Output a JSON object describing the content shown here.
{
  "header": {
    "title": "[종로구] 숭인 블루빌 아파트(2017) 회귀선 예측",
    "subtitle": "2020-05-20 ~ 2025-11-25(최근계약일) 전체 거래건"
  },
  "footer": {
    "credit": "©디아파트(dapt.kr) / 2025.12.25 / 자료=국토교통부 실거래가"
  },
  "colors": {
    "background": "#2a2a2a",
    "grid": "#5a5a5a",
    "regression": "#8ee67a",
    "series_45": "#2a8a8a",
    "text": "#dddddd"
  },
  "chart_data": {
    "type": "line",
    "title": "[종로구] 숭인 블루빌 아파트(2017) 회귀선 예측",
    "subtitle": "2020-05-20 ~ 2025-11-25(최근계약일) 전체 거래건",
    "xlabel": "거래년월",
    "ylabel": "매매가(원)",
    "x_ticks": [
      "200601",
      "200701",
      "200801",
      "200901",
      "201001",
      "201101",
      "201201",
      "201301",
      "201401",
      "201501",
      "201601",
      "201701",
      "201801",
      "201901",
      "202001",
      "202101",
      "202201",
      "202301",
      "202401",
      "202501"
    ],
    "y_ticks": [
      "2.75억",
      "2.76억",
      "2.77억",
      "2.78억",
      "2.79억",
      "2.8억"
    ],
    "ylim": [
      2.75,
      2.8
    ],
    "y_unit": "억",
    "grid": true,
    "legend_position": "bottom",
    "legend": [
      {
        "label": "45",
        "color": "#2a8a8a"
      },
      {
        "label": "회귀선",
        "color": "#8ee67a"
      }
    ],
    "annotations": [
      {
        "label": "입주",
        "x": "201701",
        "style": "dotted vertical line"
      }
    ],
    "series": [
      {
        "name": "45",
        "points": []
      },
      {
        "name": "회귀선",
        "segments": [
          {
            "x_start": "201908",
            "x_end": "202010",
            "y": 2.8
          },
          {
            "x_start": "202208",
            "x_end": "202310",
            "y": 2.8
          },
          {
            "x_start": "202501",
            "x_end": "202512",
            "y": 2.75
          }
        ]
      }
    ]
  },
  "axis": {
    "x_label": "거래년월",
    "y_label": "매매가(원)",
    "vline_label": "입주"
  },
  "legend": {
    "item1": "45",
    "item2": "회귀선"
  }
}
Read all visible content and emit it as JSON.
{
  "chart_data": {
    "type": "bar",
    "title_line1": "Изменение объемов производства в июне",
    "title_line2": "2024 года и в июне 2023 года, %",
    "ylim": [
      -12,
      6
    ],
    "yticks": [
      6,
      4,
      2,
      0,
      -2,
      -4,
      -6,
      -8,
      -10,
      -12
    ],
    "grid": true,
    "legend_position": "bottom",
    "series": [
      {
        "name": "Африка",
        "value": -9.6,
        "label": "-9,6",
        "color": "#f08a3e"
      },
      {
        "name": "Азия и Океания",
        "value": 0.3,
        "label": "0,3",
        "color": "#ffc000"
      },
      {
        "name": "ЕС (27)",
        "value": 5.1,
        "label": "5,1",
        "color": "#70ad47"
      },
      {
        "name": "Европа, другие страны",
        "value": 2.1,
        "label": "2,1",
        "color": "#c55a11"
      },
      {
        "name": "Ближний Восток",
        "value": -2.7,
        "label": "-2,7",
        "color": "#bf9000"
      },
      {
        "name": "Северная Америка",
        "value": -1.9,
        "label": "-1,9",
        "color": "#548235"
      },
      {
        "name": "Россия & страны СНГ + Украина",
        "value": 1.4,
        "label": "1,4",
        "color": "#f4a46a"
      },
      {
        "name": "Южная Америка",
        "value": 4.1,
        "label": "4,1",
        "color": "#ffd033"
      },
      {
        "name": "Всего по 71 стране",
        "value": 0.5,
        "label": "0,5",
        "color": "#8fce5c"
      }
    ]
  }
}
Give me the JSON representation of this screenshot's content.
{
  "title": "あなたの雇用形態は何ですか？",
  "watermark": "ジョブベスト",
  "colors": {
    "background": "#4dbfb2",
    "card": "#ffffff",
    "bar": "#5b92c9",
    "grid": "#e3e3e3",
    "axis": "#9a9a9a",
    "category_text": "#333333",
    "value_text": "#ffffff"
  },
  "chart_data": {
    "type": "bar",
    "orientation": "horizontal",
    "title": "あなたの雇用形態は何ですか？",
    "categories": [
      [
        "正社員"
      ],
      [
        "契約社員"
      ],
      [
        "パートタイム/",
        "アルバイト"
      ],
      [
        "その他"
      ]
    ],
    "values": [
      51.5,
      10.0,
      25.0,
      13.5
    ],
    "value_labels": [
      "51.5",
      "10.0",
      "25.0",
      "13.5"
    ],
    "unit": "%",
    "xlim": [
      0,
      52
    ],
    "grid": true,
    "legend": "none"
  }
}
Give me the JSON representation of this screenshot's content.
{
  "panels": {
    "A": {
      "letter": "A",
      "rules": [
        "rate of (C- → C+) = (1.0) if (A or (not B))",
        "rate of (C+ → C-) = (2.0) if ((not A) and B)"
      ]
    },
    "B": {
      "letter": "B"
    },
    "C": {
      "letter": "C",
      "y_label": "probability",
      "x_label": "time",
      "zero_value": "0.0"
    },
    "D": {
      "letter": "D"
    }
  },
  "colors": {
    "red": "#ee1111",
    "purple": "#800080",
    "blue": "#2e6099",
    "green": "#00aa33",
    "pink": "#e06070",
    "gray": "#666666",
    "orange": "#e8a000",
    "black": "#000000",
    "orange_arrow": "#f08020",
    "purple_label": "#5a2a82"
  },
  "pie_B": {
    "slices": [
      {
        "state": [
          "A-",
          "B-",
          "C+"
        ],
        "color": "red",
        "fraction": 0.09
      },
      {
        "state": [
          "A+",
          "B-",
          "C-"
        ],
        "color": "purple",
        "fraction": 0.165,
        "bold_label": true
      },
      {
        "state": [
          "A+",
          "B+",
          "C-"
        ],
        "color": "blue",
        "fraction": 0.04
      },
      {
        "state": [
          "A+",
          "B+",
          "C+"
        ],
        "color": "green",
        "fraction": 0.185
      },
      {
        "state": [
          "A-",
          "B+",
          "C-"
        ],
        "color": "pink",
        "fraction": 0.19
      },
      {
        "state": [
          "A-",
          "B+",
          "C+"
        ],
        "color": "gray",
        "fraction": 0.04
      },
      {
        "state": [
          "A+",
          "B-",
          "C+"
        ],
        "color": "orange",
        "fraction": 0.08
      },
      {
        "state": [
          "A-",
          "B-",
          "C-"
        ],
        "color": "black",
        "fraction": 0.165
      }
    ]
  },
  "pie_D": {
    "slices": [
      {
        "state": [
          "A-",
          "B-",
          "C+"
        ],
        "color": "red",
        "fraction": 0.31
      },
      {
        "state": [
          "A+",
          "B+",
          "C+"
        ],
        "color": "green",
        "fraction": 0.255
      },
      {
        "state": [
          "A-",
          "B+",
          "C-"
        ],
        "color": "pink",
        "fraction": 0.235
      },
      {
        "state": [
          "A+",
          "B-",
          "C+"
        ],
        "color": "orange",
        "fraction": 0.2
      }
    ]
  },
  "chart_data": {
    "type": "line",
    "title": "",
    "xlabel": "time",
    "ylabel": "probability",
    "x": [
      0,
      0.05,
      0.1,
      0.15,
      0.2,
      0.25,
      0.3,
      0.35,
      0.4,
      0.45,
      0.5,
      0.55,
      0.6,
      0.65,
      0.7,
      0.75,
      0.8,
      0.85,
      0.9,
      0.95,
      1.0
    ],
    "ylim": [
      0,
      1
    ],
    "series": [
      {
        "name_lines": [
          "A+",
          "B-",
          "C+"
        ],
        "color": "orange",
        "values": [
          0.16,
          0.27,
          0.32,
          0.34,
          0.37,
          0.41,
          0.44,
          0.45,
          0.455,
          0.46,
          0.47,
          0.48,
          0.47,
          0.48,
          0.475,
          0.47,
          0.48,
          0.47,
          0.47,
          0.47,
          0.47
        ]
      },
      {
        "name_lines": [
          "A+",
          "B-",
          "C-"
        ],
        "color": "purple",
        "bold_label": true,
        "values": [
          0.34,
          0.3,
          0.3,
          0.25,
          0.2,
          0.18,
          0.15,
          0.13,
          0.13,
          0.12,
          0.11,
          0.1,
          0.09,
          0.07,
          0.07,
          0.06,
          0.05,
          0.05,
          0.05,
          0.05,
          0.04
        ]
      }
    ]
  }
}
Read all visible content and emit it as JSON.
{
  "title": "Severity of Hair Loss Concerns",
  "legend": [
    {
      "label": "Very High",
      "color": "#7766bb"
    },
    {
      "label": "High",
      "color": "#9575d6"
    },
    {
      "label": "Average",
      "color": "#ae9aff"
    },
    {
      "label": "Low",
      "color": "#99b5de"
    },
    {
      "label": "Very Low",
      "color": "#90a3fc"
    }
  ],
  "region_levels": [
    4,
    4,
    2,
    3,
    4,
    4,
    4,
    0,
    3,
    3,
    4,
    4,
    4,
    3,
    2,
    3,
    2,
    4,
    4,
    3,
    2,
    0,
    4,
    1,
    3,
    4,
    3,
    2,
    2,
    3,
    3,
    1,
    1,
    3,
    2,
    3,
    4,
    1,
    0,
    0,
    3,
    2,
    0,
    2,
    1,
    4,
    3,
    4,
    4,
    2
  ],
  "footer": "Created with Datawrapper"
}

### Aim
Return each line of the data that contains the string "background".

### Answer for the task
    "background": "#2a2a2a",
    "background": "#4dbfb2",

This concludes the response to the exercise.